** Your objective **
Read the records and write them out again exactly.

** Raw records **
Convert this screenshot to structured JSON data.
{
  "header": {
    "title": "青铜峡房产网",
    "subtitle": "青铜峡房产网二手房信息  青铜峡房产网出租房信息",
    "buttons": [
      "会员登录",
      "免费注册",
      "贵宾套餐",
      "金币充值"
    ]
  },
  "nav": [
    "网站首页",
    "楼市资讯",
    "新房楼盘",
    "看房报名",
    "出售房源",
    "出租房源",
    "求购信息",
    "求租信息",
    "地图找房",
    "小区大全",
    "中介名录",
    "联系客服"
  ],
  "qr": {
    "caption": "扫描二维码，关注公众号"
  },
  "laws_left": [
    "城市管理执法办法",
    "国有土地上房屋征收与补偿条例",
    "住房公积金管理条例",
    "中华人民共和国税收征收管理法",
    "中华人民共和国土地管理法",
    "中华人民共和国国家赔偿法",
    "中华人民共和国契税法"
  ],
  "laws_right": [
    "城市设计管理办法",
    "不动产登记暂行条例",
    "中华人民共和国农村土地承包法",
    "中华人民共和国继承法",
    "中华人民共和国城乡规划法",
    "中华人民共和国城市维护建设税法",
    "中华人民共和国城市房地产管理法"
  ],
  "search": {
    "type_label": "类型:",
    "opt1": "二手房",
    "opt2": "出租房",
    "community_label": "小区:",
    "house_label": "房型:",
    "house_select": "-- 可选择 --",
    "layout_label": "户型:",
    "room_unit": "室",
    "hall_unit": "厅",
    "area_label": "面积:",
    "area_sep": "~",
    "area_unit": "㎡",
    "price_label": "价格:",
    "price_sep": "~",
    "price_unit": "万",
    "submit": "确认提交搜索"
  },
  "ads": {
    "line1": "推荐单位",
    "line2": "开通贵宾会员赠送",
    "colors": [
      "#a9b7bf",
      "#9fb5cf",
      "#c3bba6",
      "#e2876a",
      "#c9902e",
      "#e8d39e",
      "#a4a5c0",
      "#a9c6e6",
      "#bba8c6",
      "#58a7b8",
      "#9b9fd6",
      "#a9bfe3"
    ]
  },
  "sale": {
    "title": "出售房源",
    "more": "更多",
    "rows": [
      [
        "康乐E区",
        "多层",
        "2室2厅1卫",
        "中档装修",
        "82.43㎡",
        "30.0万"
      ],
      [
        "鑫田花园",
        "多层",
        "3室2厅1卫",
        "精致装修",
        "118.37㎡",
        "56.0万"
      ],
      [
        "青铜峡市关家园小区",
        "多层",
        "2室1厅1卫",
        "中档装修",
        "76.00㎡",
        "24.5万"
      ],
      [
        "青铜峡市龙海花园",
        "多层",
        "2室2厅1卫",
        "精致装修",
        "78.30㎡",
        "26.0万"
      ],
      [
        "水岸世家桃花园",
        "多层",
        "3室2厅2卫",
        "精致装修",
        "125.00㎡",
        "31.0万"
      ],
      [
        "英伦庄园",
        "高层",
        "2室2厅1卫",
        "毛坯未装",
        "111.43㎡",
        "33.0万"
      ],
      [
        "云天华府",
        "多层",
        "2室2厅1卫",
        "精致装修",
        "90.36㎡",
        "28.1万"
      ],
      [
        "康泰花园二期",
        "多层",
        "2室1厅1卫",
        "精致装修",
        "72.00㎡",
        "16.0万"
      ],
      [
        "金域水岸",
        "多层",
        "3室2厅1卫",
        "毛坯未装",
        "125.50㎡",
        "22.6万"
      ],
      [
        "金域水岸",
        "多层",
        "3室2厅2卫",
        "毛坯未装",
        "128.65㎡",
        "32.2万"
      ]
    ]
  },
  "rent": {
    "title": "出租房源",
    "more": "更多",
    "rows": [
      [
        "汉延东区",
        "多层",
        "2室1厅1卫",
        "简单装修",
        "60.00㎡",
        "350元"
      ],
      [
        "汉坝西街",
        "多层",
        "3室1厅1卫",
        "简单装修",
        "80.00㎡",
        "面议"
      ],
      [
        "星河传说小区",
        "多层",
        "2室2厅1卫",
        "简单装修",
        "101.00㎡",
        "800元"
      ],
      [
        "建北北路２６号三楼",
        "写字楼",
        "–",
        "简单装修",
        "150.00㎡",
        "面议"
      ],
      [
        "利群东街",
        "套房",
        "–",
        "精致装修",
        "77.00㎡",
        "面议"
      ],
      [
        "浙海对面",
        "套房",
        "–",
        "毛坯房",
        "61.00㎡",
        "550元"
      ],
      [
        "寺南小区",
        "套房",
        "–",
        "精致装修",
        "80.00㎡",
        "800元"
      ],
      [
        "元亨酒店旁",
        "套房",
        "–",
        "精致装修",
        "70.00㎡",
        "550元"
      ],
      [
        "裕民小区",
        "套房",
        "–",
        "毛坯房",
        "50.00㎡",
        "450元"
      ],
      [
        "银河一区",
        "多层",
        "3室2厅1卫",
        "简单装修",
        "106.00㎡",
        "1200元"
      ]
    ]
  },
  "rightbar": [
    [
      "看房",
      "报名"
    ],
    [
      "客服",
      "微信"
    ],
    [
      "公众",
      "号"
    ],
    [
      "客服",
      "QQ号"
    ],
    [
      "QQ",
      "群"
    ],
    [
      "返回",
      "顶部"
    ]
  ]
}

** Answer **
Convert this screenshot to structured JSON data.
{
  "header": {
    "title": "青铜峡房产网",
    "subtitle": "青铜峡房产网二手房信息  青铜峡房产网出租房信息",
    "buttons": [
      "会员登录",
      "免费注册",
      "贵宾套餐",
      "金币充值"
    ]
  },
  "nav": [
    "网站首页",
    "楼市资讯",
    "新房楼盘",
    "看房报名",
    "出售房源",
    "出租房源",
    "求购信息",
    "求租信息",
    "地图找房",
    "小区大全",
    "中介名录",
    "联系客服"
  ],
  "qr": {
    "caption": "扫描二维码，关注公众号"
  },
  "laws_left": [
    "城市管理执法办法",
    "国有土地上房屋征收与补偿条例",
    "住房公积金管理条例",
    "中华人民共和国税收征收管理法",
    "中华人民共和国土地管理法",
    "中华人民共和国国家赔偿法",
    "中华人民共和国契税法"
  ],
  "laws_right": [
    "城市设计管理办法",
    "不动产登记暂行条例",
    "中华人民共和国农村土地承包法",
    "中华人民共和国继承法",
    "中华人民共和国城乡规划法",
    "中华人民共和国城市维护建设税法",
    "中华人民共和国城市房地产管理法"
  ],
  "search": {
    "type_label": "类型:",
    "opt1": "二手房",
    "opt2": "出租房",
    "community_label": "小区:",
    "house_label": "房型:",
    "house_select": "-- 可选择 --",
    "layout_label": "户型:",
    "room_unit": "室",
    "hall_unit": "厅",
    "area_label": "面积:",
    "area_sep": "~",
    "area_unit": "㎡",
    "price_label": "价格:",
    "price_sep": "~",
    "price_unit": "万",
    "submit": "确认提交搜索"
  },
  "ads": {
    "line1": "推荐单位",
    "line2": "开通贵宾会员赠送",
    "colors": [
      "#a9b7bf",
      "#9fb5cf",
      "#c3bba6",
      "#e2876a",
      "#c9902e",
      "#e8d39e",
      "#a4a5c0",
      "#a9c6e6",
      "#bba8c6",
      "#58a7b8",
      "#9b9fd6",
      "#a9bfe3"
    ]
  },
  "sale": {
    "title": "出售房源",
    "more": "更多",
    "rows": [
      [
        "康乐E区",
        "多层",
        "2室2厅1卫",
        "中档装修",
        "82.43㎡",
        "30.0万"
      ],
      [
        "鑫田花园",
        "多层",
        "3室2厅1卫",
        "精致装修",
        "118.37㎡",
        "56.0万"
      ],
      [
        "青铜峡市关家园小区",
        "多层",
        "2室1厅1卫",
        "中档装修",
        "76.00㎡",
        "24.5万"
      ],
      [
        "青铜峡市龙海花园",
        "多层",
        "2室2厅1卫",
        "精致装修",
        "78.30㎡",
        "26.0万"
      ],
      [
        "水岸世家桃花园",
        "多层",
        "3室2厅2卫",
        "精致装修",
        "125.00㎡",
        "31.0万"
      ],
      [
        "英伦庄园",
        "高层",
        "2室2厅1卫",
        "毛坯未装",
        "111.43㎡",
        "33.0万"
      ],
      [
        "云天华府",
        "多层",
        "2室2厅1卫",
        "精致装修",
        "90.36㎡",
        "28.1万"
      ],
      [
        "康泰花园二期",
        "多层",
        "2室1厅1卫",
        "精致装修",
        "72.00㎡",
        "16.0万"
      ],
      [
        "金域水岸",
        "多层",
        "3室2厅1卫",
        "毛坯未装",
        "125.50㎡",
        "22.6万"
      ],
      [
        "金域水岸",
        "多层",
        "3室2厅2卫",
        "毛坯未装",
        "128.65㎡",
        "32.2万"
      ]
    ]
  },
  "rent": {
    "title": "出租房源",
    "more": "更多",
    "rows": [
      [
        "汉延东区",
        "多层",
        "2室1厅1卫",
        "简单装修",
        "60.00㎡",
        "350元"
      ],
      [
        "汉坝西街",
        "多层",
        "3室1厅1卫",
        "简单装修",
        "80.00㎡",
        "面议"
      ],
      [
        "星河传说小区",
        "多层",
        "2室2厅1卫",
        "简单装修",
        "101.00㎡",
        "800元"
      ],
      [
        "建北北路２６号三楼",
        "写字楼",
        "–",
        "简单装修",
        "150.00㎡",
        "面议"
      ],
      [
        "利群东街",
        "套房",
        "–",
        "精致装修",
        "77.00㎡",
        "面议"
      ],
      [
        "浙海对面",
        "套房",
        "–",
        "毛坯房",
        "61.00㎡",
        "550元"
      ],
      [
        "寺南小区",
        "套房",
        "–",
        "精致装修",
        "80.00㎡",
        "800元"
      ],
      [
        "元亨酒店旁",
        "套房",
        "–",
        "精致装修",
        "70.00㎡",
        "550元"
      ],
      [
        "裕民小区",
        "套房",
        "–",
        "毛坯房",
        "50.00㎡",
        "450元"
      ],
      [
        "银河一区",
        "多层",
        "3室2厅1卫",
        "简单装修",
        "106.00㎡",
        "1200元"
      ]
    ]
  },
  "rightbar": [
    [
      "看房",
      "报名"
    ],
    [
      "客服",
      "微信"
    ],
    [
      "公众",
      "号"
    ],
    [
      "客服",
      "QQ号"
    ],
    [
      "QQ",
      "群"
    ],
    [
      "返回",
      "顶部"
    ]
  ]
}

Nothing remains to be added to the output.